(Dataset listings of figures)
================

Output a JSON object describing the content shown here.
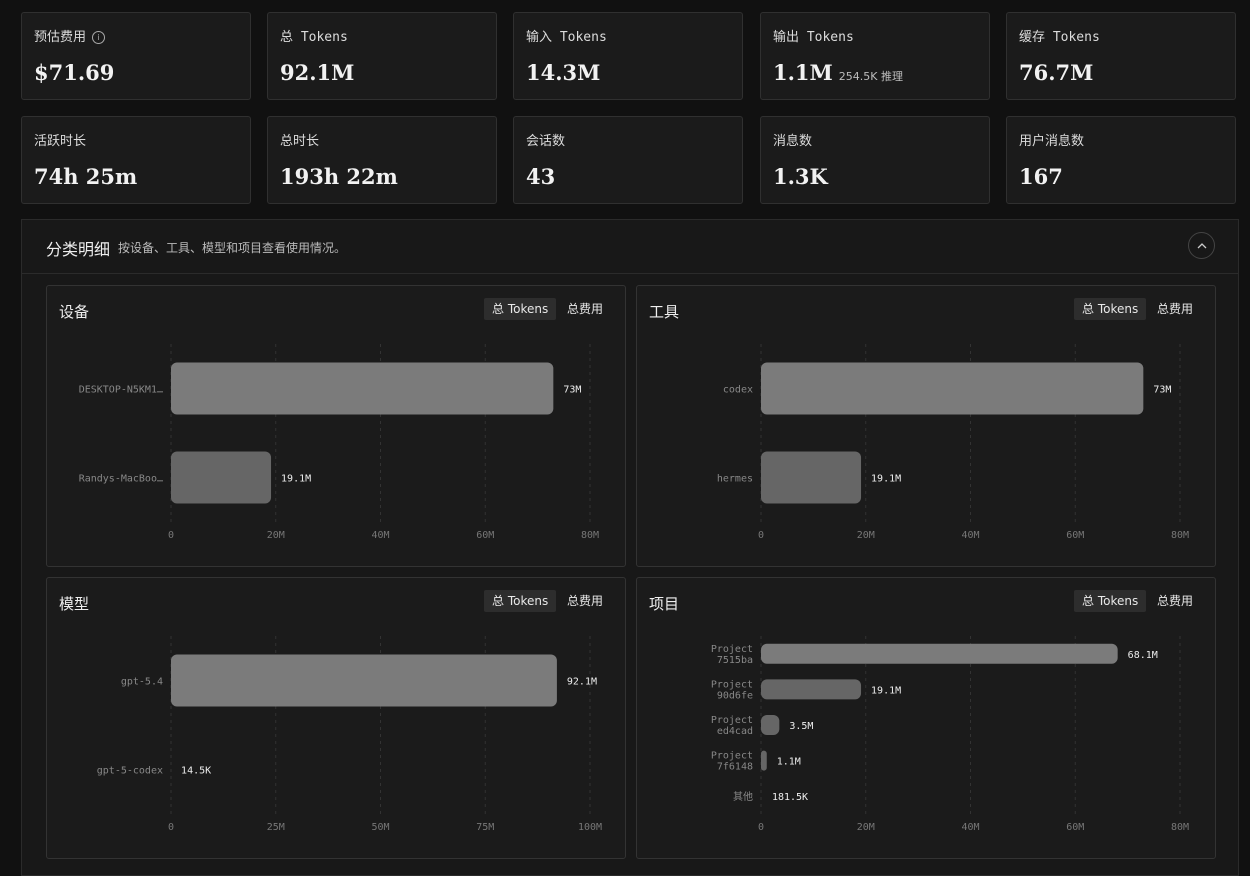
{
  "stats": [
    {
      "label": "预估费用",
      "value": "$71.69",
      "info": true
    },
    {
      "label": "总 Tokens",
      "value": "92.1M"
    },
    {
      "label": "输入 Tokens",
      "value": "14.3M"
    },
    {
      "label": "输出 Tokens",
      "value": "1.1M",
      "sub": "254.5K 推理"
    },
    {
      "label": "缓存 Tokens",
      "value": "76.7M"
    },
    {
      "label": "活跃时长",
      "value": "74h 25m"
    },
    {
      "label": "总时长",
      "value": "193h 22m"
    },
    {
      "label": "会话数",
      "value": "43"
    },
    {
      "label": "消息数",
      "value": "1.3K"
    },
    {
      "label": "用户消息数",
      "value": "167"
    }
  ],
  "breakdown": {
    "title": "分类明细",
    "description": "按设备、工具、模型和项目查看使用情况。"
  },
  "toggle": {
    "tokens": "总 Tokens",
    "cost": "总费用"
  },
  "chart_data": [
    {
      "type": "bar",
      "title": "设备",
      "categories": [
        "DESKTOP-N5KM1…",
        "Randys-MacBoo…"
      ],
      "values": [
        73000000,
        19100000
      ],
      "value_labels": [
        "73M",
        "19.1M"
      ],
      "xticks": [
        0,
        20000000,
        40000000,
        60000000,
        80000000
      ],
      "xtick_labels": [
        "0",
        "20M",
        "40M",
        "60M",
        "80M"
      ],
      "xlim": [
        0,
        80000000
      ]
    },
    {
      "type": "bar",
      "title": "工具",
      "categories": [
        "codex",
        "hermes"
      ],
      "values": [
        73000000,
        19100000
      ],
      "value_labels": [
        "73M",
        "19.1M"
      ],
      "xticks": [
        0,
        20000000,
        40000000,
        60000000,
        80000000
      ],
      "xtick_labels": [
        "0",
        "20M",
        "40M",
        "60M",
        "80M"
      ],
      "xlim": [
        0,
        80000000
      ]
    },
    {
      "type": "bar",
      "title": "模型",
      "categories": [
        "gpt-5.4",
        "gpt-5-codex"
      ],
      "values": [
        92100000,
        14500
      ],
      "value_labels": [
        "92.1M",
        "14.5K"
      ],
      "xticks": [
        0,
        25000000,
        50000000,
        75000000,
        100000000
      ],
      "xtick_labels": [
        "0",
        "25M",
        "50M",
        "75M",
        "100M"
      ],
      "xlim": [
        0,
        100000000
      ]
    },
    {
      "type": "bar",
      "title": "项目",
      "categories": [
        [
          "Project",
          "7515ba"
        ],
        [
          "Project",
          "90d6fe"
        ],
        [
          "Project",
          "ed4cad"
        ],
        [
          "Project",
          "7f6148"
        ],
        [
          "其他"
        ]
      ],
      "values": [
        68100000,
        19100000,
        3500000,
        1100000,
        181500
      ],
      "value_labels": [
        "68.1M",
        "19.1M",
        "3.5M",
        "1.1M",
        "181.5K"
      ],
      "xticks": [
        0,
        20000000,
        40000000,
        60000000,
        80000000
      ],
      "xtick_labels": [
        "0",
        "20M",
        "40M",
        "60M",
        "80M"
      ],
      "xlim": [
        0,
        80000000
      ]
    }
  ]
}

================

> _Exercise requirements_
Go through the records above and copy every line with the word "title".

> _Task output_
    "title": "分类明细",
      "title": "设备",
      "title": "工具",
      "title": "模型",
      "title": "项目",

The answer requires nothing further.